CHALLENGE —
Images are excluded; otherwise, output every record exactly.
* START *
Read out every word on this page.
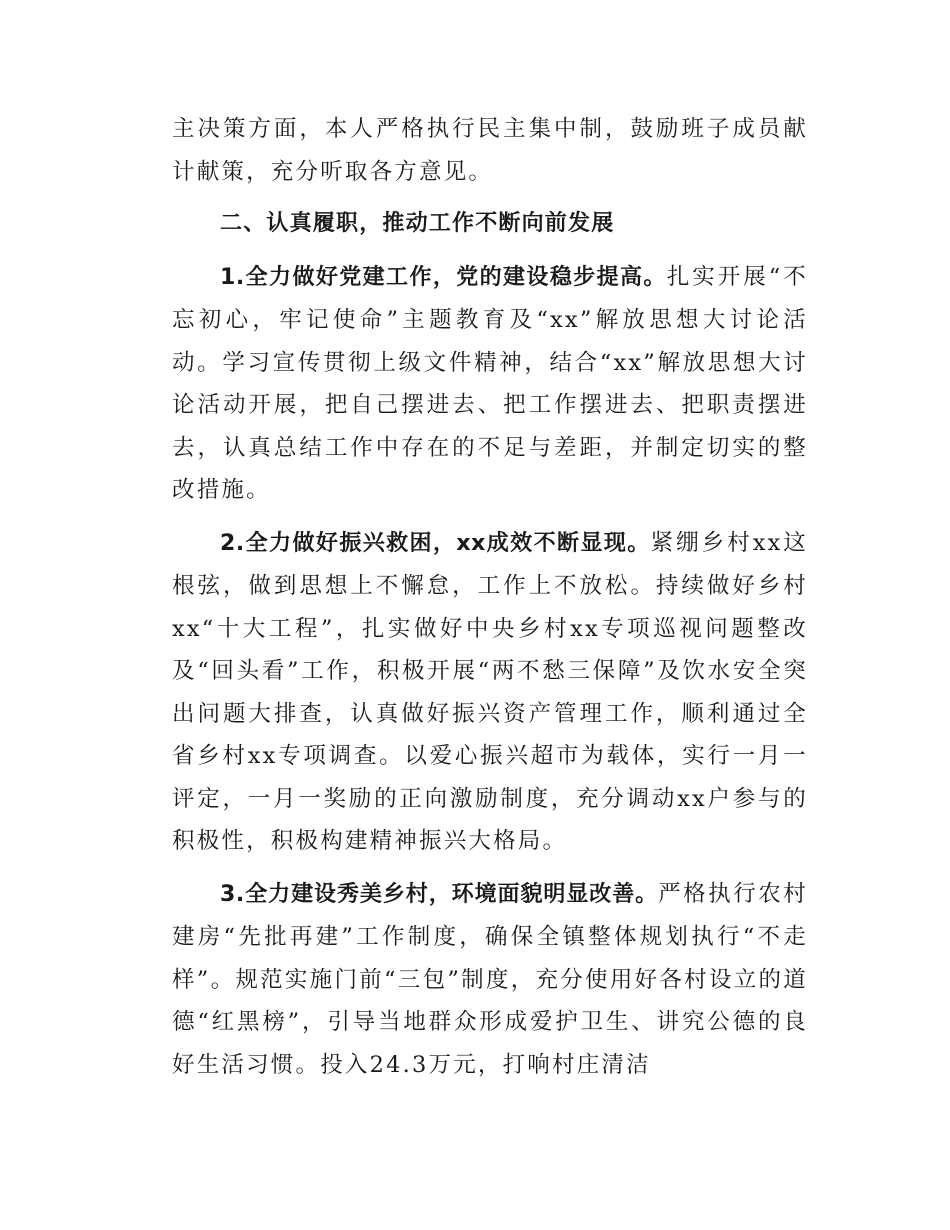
主决策方面，本人严格执行民主集中制，鼓励班子成员献计献策，充分听取各方意见。

二、认真履职，推动工作不断向前发展

1.全力做好党建工作，党的建设稳步提高。扎实开展“不忘初心，牢记使命”主题教育及“xx”解放思想大讨论活动。学习宣传贯彻上级文件精神，结合“xx”解放思想大讨论活动开展，把自己摆进去、把工作摆进去、把职责摆进去，认真总结工作中存在的不足与差距，并制定切实的整改措施。

2.全力做好振兴救困，xx成效不断显现。紧绷乡村xx这根弦，做到思想上不懈怠，工作上不放松。持续做好乡村xx“十大工程”，扎实做好中央乡村xx专项巡视问题整改及“回头看”工作，积极开展“两不愁三保障”及饮水安全突出问题大排查，认真做好振兴资产管理工作，顺利通过全省乡村xx专项调查。以爱心振兴超市为载体，实行一月一评定，一月一奖励的正向激励制度，充分调动xx户参与的积极性，积极构建精神振兴大格局。

3.全力建设秀美乡村，环境面貌明显改善。严格执行农村建房“先批再建”工作制度，确保全镇整体规划执行“不走样”。规范实施门前“三包”制度，充分使用好各村设立的道德“红黑榜”，引导当地群众形成爱护卫生、讲究公德的良好生活习惯。投入24.3万元，打响村庄清洁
* END *
ANSWER TO THIS EXERCISE —
Read out every word on this page.
主决策方面，本人严格执行民主集中制，鼓励班子成员献计献策，充分听取各方意见。

二、认真履职，推动工作不断向前发展

1.全力做好党建工作，党的建设稳步提高。扎实开展“不忘初心，牢记使命”主题教育及“xx”解放思想大讨论活动。学习宣传贯彻上级文件精神，结合“xx”解放思想大讨论活动开展，把自己摆进去、把工作摆进去、把职责摆进去，认真总结工作中存在的不足与差距，并制定切实的整改措施。

2.全力做好振兴救困，xx成效不断显现。紧绷乡村xx这根弦，做到思想上不懈怠，工作上不放松。持续做好乡村xx“十大工程”，扎实做好中央乡村xx专项巡视问题整改及“回头看”工作，积极开展“两不愁三保障”及饮水安全突出问题大排查，认真做好振兴资产管理工作，顺利通过全省乡村xx专项调查。以爱心振兴超市为载体，实行一月一评定，一月一奖励的正向激励制度，充分调动xx户参与的积极性，积极构建精神振兴大格局。

3.全力建设秀美乡村，环境面貌明显改善。严格执行农村建房“先批再建”工作制度，确保全镇整体规划执行“不走样”。规范实施门前“三包”制度，充分使用好各村设立的道德“红黑榜”，引导当地群众形成爱护卫生、讲究公德的良好生活习惯。投入24.3万元，打响村庄清洁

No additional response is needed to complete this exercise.